● STATED TASK:
Review the material and extract every line in which the word "table" occurs.

● THE RECORDS:
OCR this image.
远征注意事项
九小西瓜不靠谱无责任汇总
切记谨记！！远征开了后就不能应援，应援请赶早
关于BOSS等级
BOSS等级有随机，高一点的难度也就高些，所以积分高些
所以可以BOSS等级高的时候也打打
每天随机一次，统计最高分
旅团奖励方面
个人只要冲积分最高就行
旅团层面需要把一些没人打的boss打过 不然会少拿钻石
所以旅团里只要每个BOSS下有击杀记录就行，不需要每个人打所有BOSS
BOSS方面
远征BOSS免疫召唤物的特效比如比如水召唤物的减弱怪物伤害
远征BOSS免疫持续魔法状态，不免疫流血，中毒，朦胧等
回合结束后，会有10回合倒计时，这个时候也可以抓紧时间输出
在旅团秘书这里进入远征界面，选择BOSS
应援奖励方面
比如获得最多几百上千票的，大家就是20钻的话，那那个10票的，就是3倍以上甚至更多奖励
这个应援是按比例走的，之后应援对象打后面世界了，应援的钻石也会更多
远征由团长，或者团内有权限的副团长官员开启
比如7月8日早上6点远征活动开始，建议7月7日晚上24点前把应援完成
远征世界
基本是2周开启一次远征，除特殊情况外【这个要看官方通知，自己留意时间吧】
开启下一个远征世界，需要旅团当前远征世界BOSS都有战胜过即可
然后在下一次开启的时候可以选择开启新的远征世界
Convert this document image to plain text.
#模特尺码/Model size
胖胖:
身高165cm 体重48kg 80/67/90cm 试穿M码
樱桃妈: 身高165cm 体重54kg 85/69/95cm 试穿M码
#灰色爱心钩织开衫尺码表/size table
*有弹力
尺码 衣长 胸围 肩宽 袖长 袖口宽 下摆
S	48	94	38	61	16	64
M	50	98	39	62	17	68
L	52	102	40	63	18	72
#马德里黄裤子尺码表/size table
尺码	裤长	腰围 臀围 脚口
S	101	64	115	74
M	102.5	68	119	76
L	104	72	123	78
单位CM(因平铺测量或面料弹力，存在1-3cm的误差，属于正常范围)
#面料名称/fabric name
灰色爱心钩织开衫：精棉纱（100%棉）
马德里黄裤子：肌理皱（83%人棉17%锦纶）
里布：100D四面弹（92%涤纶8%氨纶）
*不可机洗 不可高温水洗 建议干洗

● WRITTEN SOLUTION:
#灰色爱心钩织开衫尺码表/size table
#马德里黄裤子尺码表/size table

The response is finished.